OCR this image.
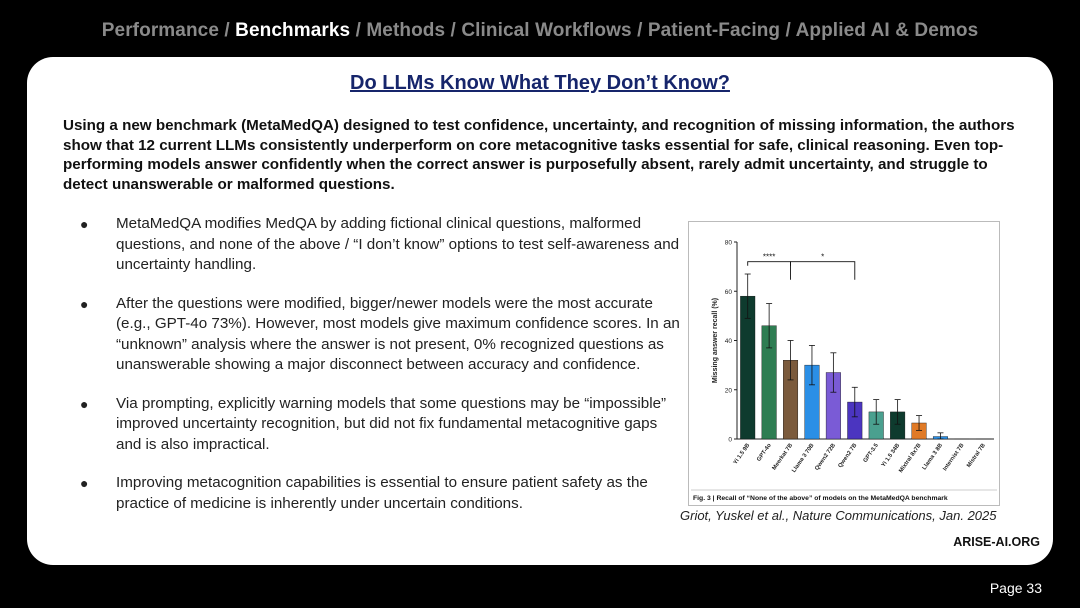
Performance / Benchmarks / Methods / Clinical Workflows / Patient-Facing / Applied AI & Demos
Do LLMs Know What They Don’t Know?
Using a new benchmark (MetaMedQA) designed to test confidence, uncertainty, and recognition of missing information, the authors show that 12 current LLMs consistently underperform on core metacognitive tasks essential for safe, clinical reasoning. Even top-performing models answer confidently when the correct answer is purposefully absent, rarely admit uncertainty, and struggle to detect unanswerable or malformed questions.
● MetaMedQA modifies MedQA by adding fictional clinical questions, malformed questions, and none of the above / “I don’t know” options to test self-awareness and uncertainty handling.
● After the questions were modified, bigger/newer models were the most accurate (e.g., GPT-4o 73%). However, most models give maximum confidence scores. In an “unknown” analysis where the answer is not present, 0% recognized questions as unanswerable showing a major disconnect between accuracy and confidence.
● Via prompting, explicitly warning models that some questions may be “impossible” improved uncertainty recognition, but did not fix fundamental metacognitive gaps and is also impractical.
● Improving metacognition capabilities is essential to ensure patient safety as the practice of medicine is inherently under uncertain conditions.
0
20
40
60
80
Missing answer recall (%)
Yi 1.5 9B GPT-4o
Meerkat 7B
Llama 3 70B
Qwen2 72B Qwen2 7B GPT-3.5 Yi 1.5 34B
Mixtral 8x7B
Llama 3 8B
Internist 7B Mistral 7B
****	*
Fig. 3 | Recall of “None of the above” of models on the MetaMedQA benchmark
Griot, Yuskel et al., Nature Communications, Jan. 2025
ARISE-AI.ORG
Page 33
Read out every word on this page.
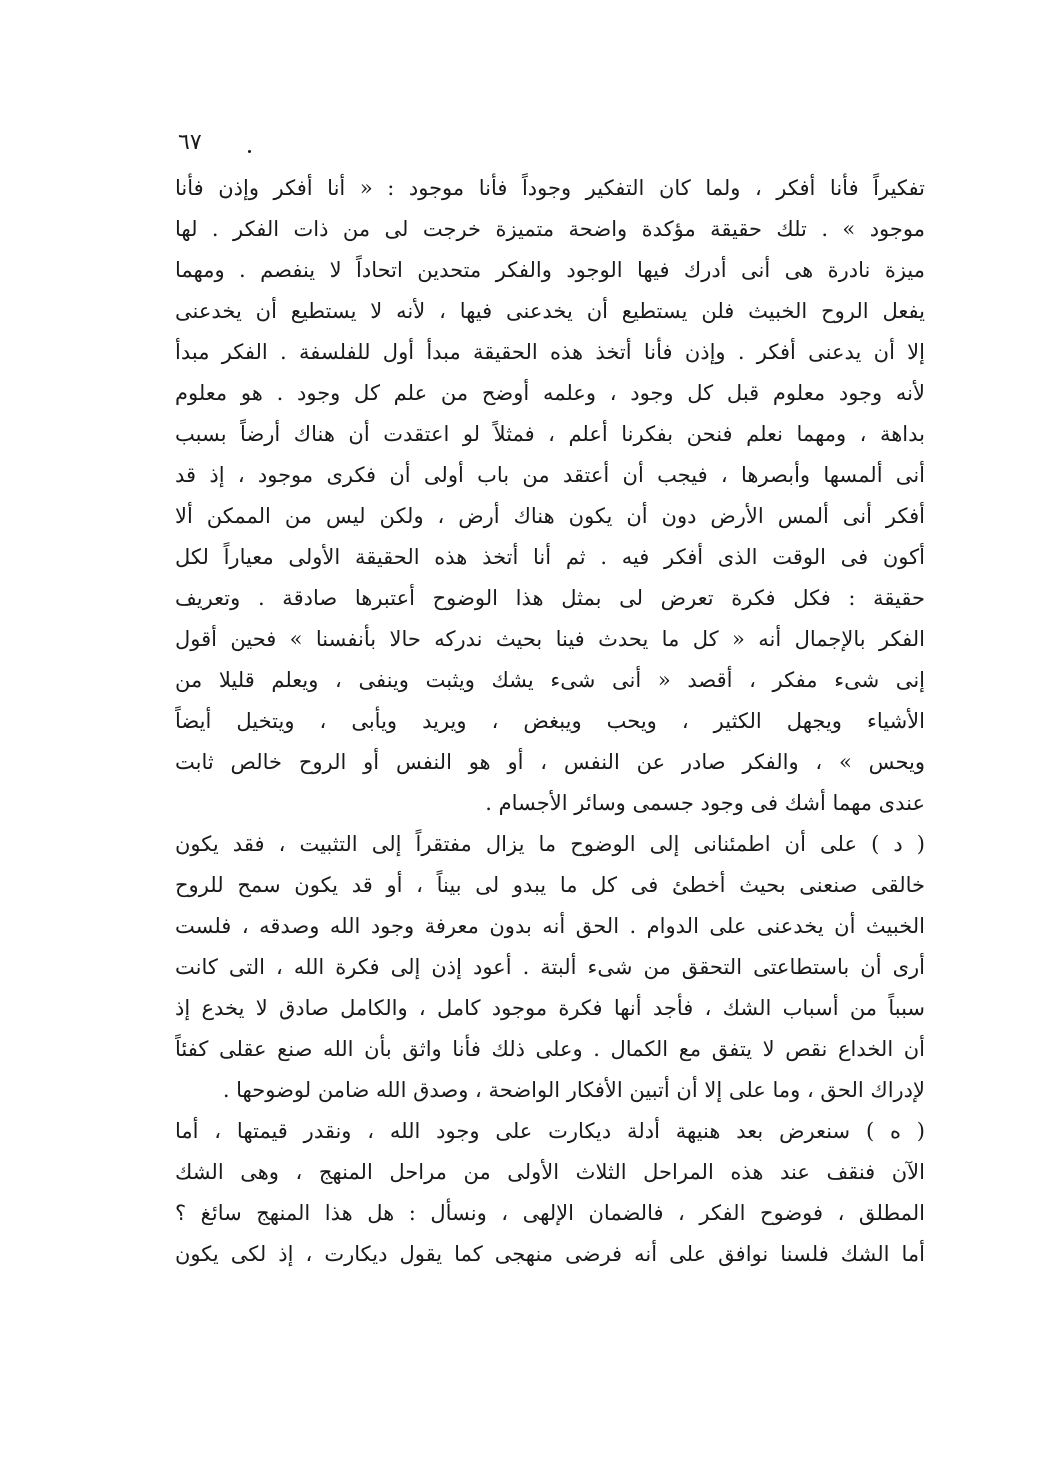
٦٧
تفكيراً فأنا أفكر ، ولما كان التفكير وجوداً فأنا موجود : « أنا أفكر وإذن فأنا
موجود » . تلك حقيقة مؤكدة واضحة متميزة خرجت لى من ذات الفكر . لها
ميزة نادرة هى أنى أدرك فيها الوجود والفكر متحدين اتحاداً لا ينفصم . ومهما
يفعل الروح الخبيث فلن يستطيع أن يخدعنى فيها ، لأنه لا يستطيع أن يخدعنى
إلا أن يدعنى أفكر . وإذن فأنا أتخذ هذه الحقيقة مبدأ أول للفلسفة . الفكر مبدأ
لأنه وجود معلوم قبل كل وجود ، وعلمه أوضح من علم كل وجود . هو معلوم
بداهة ، ومهما نعلم فنحن بفكرنا أعلم ، فمثلاً لو اعتقدت أن هناك أرضاً بسبب
أنى ألمسها وأبصرها ، فيجب أن أعتقد من باب أولى أن فكرى موجود ، إذ قد
أفكر أنى ألمس الأرض دون أن يكون هناك أرض ، ولكن ليس من الممكن ألا
أكون فى الوقت الذى أفكر فيه . ثم أنا أتخذ هذه الحقيقة الأولى معياراً لكل
حقيقة : فكل فكرة تعرض لى بمثل هذا الوضوح أعتبرها صادقة . وتعريف
الفكر بالإجمال أنه « كل ما يحدث فينا بحيث ندركه حالا بأنفسنا » فحين أقول
إنى شىء مفكر ، أقصد « أنى شىء يشك ويثبت وينفى ، ويعلم قليلا من
الأشياء ويجهل الكثير ، ويحب ويبغض ، ويريد ويأبى ، ويتخيل أيضاً
ويحس » ، والفكر صادر عن النفس ، أو هو النفس أو الروح خالص ثابت
عندى مهما أشك فى وجود جسمى وسائر الأجسام .
( د ) على أن اطمئنانى إلى الوضوح ما يزال مفتقراً إلى التثبيت ، فقد يكون
خالقى صنعنى بحيث أخطئ فى كل ما يبدو لى بيناً ، أو قد يكون سمح للروح
الخبيث أن يخدعنى على الدوام . الحق أنه بدون معرفة وجود الله وصدقه ، فلست
أرى أن باستطاعتى التحقق من شىء ألبتة . أعود إذن إلى فكرة الله ، التى كانت
سبباً من أسباب الشك ، فأجد أنها فكرة موجود كامل ، والكامل صادق لا يخدع إذ
أن الخداع نقص لا يتفق مع الكمال . وعلى ذلك فأنا واثق بأن الله صنع عقلى كفئاً
لإدراك الحق ، وما على إلا أن أتبين الأفكار الواضحة ، وصدق الله ضامن لوضوحها .
( ه ) سنعرض بعد هنيهة أدلة ديكارت على وجود الله ، ونقدر قيمتها ، أما
الآن فنقف عند هذه المراحل الثلاث الأولى من مراحل المنهج ، وهى الشك
المطلق ، فوضوح الفكر ، فالضمان الإلهى ، ونسأل : هل هذا المنهج سائغ ؟
أما الشك فلسنا نوافق على أنه فرضى منهجى كما يقول ديكارت ، إذ لكى يكون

:::

§ **REQUEST**
Restate each entry word for word, leaving out any pictures.

§ **WRITTEN SOLUTION**
OCR this image.
Performance / Benchmarks / Methods / Clinical Workflows / Patient-Facing / Applied AI & Demos
Do LLMs Know What They Don’t Know?
Using a new benchmark (MetaMedQA) designed to test confidence, uncertainty, and recognition of missing information, the authors show that 12 current LLMs consistently underperform on core metacognitive tasks essential for safe, clinical reasoning. Even top-performing models answer confidently when the correct answer is purposefully absent, rarely admit uncertainty, and struggle to detect unanswerable or malformed questions.
● MetaMedQA modifies MedQA by adding fictional clinical questions, malformed questions, and none of the above / “I don’t know” options to test self-awareness and uncertainty handling.
● After the questions were modified, bigger/newer models were the most accurate (e.g., GPT-4o 73%). However, most models give maximum confidence scores. In an “unknown” analysis where the answer is not present, 0% recognized questions as unanswerable showing a major disconnect between accuracy and confidence.
● Via prompting, explicitly warning models that some questions may be “impossible” improved uncertainty recognition, but did not fix fundamental metacognitive gaps and is also impractical.
● Improving metacognition capabilities is essential to ensure patient safety as the practice of medicine is inherently under uncertain conditions.
0
20
40
60
80
Missing answer recall (%)
Yi 1.5 9B GPT-4o
Meerkat 7B
Llama 3 70B
Qwen2 72B Qwen2 7B GPT-3.5 Yi 1.5 34B
Mixtral 8x7B
Llama 3 8B
Internist 7B Mistral 7B
****	*
Fig. 3 | Recall of “None of the above” of models on the MetaMedQA benchmark
Griot, Yuskel et al., Nature Communications, Jan. 2025
ARISE-AI.ORG
Page 33
Read out every word on this page.
٦٧
تفكيراً فأنا أفكر ، ولما كان التفكير وجوداً فأنا موجود : « أنا أفكر وإذن فأنا
موجود » . تلك حقيقة مؤكدة واضحة متميزة خرجت لى من ذات الفكر . لها
ميزة نادرة هى أنى أدرك فيها الوجود والفكر متحدين اتحاداً لا ينفصم . ومهما
يفعل الروح الخبيث فلن يستطيع أن يخدعنى فيها ، لأنه لا يستطيع أن يخدعنى
إلا أن يدعنى أفكر . وإذن فأنا أتخذ هذه الحقيقة مبدأ أول للفلسفة . الفكر مبدأ
لأنه وجود معلوم قبل كل وجود ، وعلمه أوضح من علم كل وجود . هو معلوم
بداهة ، ومهما نعلم فنحن بفكرنا أعلم ، فمثلاً لو اعتقدت أن هناك أرضاً بسبب
أنى ألمسها وأبصرها ، فيجب أن أعتقد من باب أولى أن فكرى موجود ، إذ قد
أفكر أنى ألمس الأرض دون أن يكون هناك أرض ، ولكن ليس من الممكن ألا
أكون فى الوقت الذى أفكر فيه . ثم أنا أتخذ هذه الحقيقة الأولى معياراً لكل
حقيقة : فكل فكرة تعرض لى بمثل هذا الوضوح أعتبرها صادقة . وتعريف
الفكر بالإجمال أنه « كل ما يحدث فينا بحيث ندركه حالا بأنفسنا » فحين أقول
إنى شىء مفكر ، أقصد « أنى شىء يشك ويثبت وينفى ، ويعلم قليلا من
الأشياء ويجهل الكثير ، ويحب ويبغض ، ويريد ويأبى ، ويتخيل أيضاً
ويحس » ، والفكر صادر عن النفس ، أو هو النفس أو الروح خالص ثابت
عندى مهما أشك فى وجود جسمى وسائر الأجسام .
( د ) على أن اطمئنانى إلى الوضوح ما يزال مفتقراً إلى التثبيت ، فقد يكون
خالقى صنعنى بحيث أخطئ فى كل ما يبدو لى بيناً ، أو قد يكون سمح للروح
الخبيث أن يخدعنى على الدوام . الحق أنه بدون معرفة وجود الله وصدقه ، فلست
أرى أن باستطاعتى التحقق من شىء ألبتة . أعود إذن إلى فكرة الله ، التى كانت
سبباً من أسباب الشك ، فأجد أنها فكرة موجود كامل ، والكامل صادق لا يخدع إذ
أن الخداع نقص لا يتفق مع الكمال . وعلى ذلك فأنا واثق بأن الله صنع عقلى كفئاً
لإدراك الحق ، وما على إلا أن أتبين الأفكار الواضحة ، وصدق الله ضامن لوضوحها .
( ه ) سنعرض بعد هنيهة أدلة ديكارت على وجود الله ، ونقدر قيمتها ، أما
الآن فنقف عند هذه المراحل الثلاث الأولى من مراحل المنهج ، وهى الشك
المطلق ، فوضوح الفكر ، فالضمان الإلهى ، ونسأل : هل هذا المنهج سائغ ؟
أما الشك فلسنا نوافق على أنه فرضى منهجى كما يقول ديكارت ، إذ لكى يكون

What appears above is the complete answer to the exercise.